**Your objective:** Transcribe the records below exactly.

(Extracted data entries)
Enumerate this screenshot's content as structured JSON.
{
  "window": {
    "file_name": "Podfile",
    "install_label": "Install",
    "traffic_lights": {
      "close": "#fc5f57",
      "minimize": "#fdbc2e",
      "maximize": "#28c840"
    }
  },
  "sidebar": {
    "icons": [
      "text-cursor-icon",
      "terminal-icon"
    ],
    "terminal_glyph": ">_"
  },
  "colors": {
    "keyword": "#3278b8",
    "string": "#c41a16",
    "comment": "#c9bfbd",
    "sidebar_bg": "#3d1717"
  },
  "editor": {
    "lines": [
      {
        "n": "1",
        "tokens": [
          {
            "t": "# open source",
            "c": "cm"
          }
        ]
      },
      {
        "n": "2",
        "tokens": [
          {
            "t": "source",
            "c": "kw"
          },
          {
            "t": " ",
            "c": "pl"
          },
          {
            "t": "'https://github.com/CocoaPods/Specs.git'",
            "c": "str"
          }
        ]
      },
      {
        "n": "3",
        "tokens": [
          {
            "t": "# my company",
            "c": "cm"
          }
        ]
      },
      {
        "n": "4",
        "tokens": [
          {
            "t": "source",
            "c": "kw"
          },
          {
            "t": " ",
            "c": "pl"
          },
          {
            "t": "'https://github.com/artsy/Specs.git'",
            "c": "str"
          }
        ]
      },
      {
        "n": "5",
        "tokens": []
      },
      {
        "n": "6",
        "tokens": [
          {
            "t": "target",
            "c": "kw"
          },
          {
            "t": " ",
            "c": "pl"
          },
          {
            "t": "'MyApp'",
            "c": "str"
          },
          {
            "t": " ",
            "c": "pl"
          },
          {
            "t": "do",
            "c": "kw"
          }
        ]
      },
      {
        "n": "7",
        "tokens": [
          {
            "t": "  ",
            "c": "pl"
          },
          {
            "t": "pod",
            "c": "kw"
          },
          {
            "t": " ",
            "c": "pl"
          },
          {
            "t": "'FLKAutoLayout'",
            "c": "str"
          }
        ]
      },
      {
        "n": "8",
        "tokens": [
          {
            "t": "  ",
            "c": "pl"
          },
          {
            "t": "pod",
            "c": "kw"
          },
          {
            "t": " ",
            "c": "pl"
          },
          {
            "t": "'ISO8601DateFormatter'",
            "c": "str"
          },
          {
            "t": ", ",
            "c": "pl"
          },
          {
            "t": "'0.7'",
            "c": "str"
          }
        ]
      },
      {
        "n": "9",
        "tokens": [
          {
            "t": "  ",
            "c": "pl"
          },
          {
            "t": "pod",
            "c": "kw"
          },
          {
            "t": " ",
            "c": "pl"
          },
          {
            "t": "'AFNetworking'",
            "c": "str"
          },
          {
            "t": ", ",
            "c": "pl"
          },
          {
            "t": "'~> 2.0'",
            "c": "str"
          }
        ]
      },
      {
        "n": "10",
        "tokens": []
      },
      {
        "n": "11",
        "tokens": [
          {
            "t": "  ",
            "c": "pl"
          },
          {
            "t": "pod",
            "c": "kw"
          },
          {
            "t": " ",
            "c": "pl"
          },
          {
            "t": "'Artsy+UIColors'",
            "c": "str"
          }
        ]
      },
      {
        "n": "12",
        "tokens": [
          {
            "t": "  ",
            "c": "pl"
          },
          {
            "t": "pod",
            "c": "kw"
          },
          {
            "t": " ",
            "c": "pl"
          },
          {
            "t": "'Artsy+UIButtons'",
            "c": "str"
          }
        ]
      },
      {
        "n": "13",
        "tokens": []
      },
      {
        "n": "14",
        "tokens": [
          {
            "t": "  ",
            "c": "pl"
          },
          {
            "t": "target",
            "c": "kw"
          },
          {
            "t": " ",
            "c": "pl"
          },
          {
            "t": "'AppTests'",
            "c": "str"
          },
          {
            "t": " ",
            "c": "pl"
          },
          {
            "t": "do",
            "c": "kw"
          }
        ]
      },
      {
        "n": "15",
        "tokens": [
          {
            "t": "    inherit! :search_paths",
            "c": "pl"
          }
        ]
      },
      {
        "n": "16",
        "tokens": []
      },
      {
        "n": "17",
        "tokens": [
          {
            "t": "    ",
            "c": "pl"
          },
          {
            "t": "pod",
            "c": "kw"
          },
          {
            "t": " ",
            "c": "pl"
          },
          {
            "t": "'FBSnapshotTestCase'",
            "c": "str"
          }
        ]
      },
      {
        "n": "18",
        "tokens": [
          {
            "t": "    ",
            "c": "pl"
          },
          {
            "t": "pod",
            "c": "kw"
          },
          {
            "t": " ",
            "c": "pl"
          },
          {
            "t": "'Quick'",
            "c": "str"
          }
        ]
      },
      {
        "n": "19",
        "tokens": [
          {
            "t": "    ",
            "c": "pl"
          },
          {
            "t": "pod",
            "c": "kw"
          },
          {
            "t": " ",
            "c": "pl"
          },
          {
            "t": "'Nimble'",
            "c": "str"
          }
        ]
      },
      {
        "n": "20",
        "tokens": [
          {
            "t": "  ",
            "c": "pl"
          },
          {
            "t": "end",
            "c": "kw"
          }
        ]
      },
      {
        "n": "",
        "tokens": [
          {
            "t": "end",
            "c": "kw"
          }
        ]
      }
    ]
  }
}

**Output:**
Enumerate this screenshot's content as structured JSON.
{
  "window": {
    "file_name": "Podfile",
    "install_label": "Install",
    "traffic_lights": {
      "close": "#fc5f57",
      "minimize": "#fdbc2e",
      "maximize": "#28c840"
    }
  },
  "sidebar": {
    "icons": [
      "text-cursor-icon",
      "terminal-icon"
    ],
    "terminal_glyph": ">_"
  },
  "colors": {
    "keyword": "#3278b8",
    "string": "#c41a16",
    "comment": "#c9bfbd",
    "sidebar_bg": "#3d1717"
  },
  "editor": {
    "lines": [
      {
        "n": "1",
        "tokens": [
          {
            "t": "# open source",
            "c": "cm"
          }
        ]
      },
      {
        "n": "2",
        "tokens": [
          {
            "t": "source",
            "c": "kw"
          },
          {
            "t": " ",
            "c": "pl"
          },
          {
            "t": "'https://github.com/CocoaPods/Specs.git'",
            "c": "str"
          }
        ]
      },
      {
        "n": "3",
        "tokens": [
          {
            "t": "# my company",
            "c": "cm"
          }
        ]
      },
      {
        "n": "4",
        "tokens": [
          {
            "t": "source",
            "c": "kw"
          },
          {
            "t": " ",
            "c": "pl"
          },
          {
            "t": "'https://github.com/artsy/Specs.git'",
            "c": "str"
          }
        ]
      },
      {
        "n": "5",
        "tokens": []
      },
      {
        "n": "6",
        "tokens": [
          {
            "t": "target",
            "c": "kw"
          },
          {
            "t": " ",
            "c": "pl"
          },
          {
            "t": "'MyApp'",
            "c": "str"
          },
          {
            "t": " ",
            "c": "pl"
          },
          {
            "t": "do",
            "c": "kw"
          }
        ]
      },
      {
        "n": "7",
        "tokens": [
          {
            "t": "  ",
            "c": "pl"
          },
          {
            "t": "pod",
            "c": "kw"
          },
          {
            "t": " ",
            "c": "pl"
          },
          {
            "t": "'FLKAutoLayout'",
            "c": "str"
          }
        ]
      },
      {
        "n": "8",
        "tokens": [
          {
            "t": "  ",
            "c": "pl"
          },
          {
            "t": "pod",
            "c": "kw"
          },
          {
            "t": " ",
            "c": "pl"
          },
          {
            "t": "'ISO8601DateFormatter'",
            "c": "str"
          },
          {
            "t": ", ",
            "c": "pl"
          },
          {
            "t": "'0.7'",
            "c": "str"
          }
        ]
      },
      {
        "n": "9",
        "tokens": [
          {
            "t": "  ",
            "c": "pl"
          },
          {
            "t": "pod",
            "c": "kw"
          },
          {
            "t": " ",
            "c": "pl"
          },
          {
            "t": "'AFNetworking'",
            "c": "str"
          },
          {
            "t": ", ",
            "c": "pl"
          },
          {
            "t": "'~> 2.0'",
            "c": "str"
          }
        ]
      },
      {
        "n": "10",
        "tokens": []
      },
      {
        "n": "11",
        "tokens": [
          {
            "t": "  ",
            "c": "pl"
          },
          {
            "t": "pod",
            "c": "kw"
          },
          {
            "t": " ",
            "c": "pl"
          },
          {
            "t": "'Artsy+UIColors'",
            "c": "str"
          }
        ]
      },
      {
        "n": "12",
        "tokens": [
          {
            "t": "  ",
            "c": "pl"
          },
          {
            "t": "pod",
            "c": "kw"
          },
          {
            "t": " ",
            "c": "pl"
          },
          {
            "t": "'Artsy+UIButtons'",
            "c": "str"
          }
        ]
      },
      {
        "n": "13",
        "tokens": []
      },
      {
        "n": "14",
        "tokens": [
          {
            "t": "  ",
            "c": "pl"
          },
          {
            "t": "target",
            "c": "kw"
          },
          {
            "t": " ",
            "c": "pl"
          },
          {
            "t": "'AppTests'",
            "c": "str"
          },
          {
            "t": " ",
            "c": "pl"
          },
          {
            "t": "do",
            "c": "kw"
          }
        ]
      },
      {
        "n": "15",
        "tokens": [
          {
            "t": "    inherit! :search_paths",
            "c": "pl"
          }
        ]
      },
      {
        "n": "16",
        "tokens": []
      },
      {
        "n": "17",
        "tokens": [
          {
            "t": "    ",
            "c": "pl"
          },
          {
            "t": "pod",
            "c": "kw"
          },
          {
            "t": " ",
            "c": "pl"
          },
          {
            "t": "'FBSnapshotTestCase'",
            "c": "str"
          }
        ]
      },
      {
        "n": "18",
        "tokens": [
          {
            "t": "    ",
            "c": "pl"
          },
          {
            "t": "pod",
            "c": "kw"
          },
          {
            "t": " ",
            "c": "pl"
          },
          {
            "t": "'Quick'",
            "c": "str"
          }
        ]
      },
      {
        "n": "19",
        "tokens": [
          {
            "t": "    ",
            "c": "pl"
          },
          {
            "t": "pod",
            "c": "kw"
          },
          {
            "t": " ",
            "c": "pl"
          },
          {
            "t": "'Nimble'",
            "c": "str"
          }
        ]
      },
      {
        "n": "20",
        "tokens": [
          {
            "t": "  ",
            "c": "pl"
          },
          {
            "t": "end",
            "c": "kw"
          }
        ]
      },
      {
        "n": "",
        "tokens": [
          {
            "t": "end",
            "c": "kw"
          }
        ]
      }
    ]
  }
}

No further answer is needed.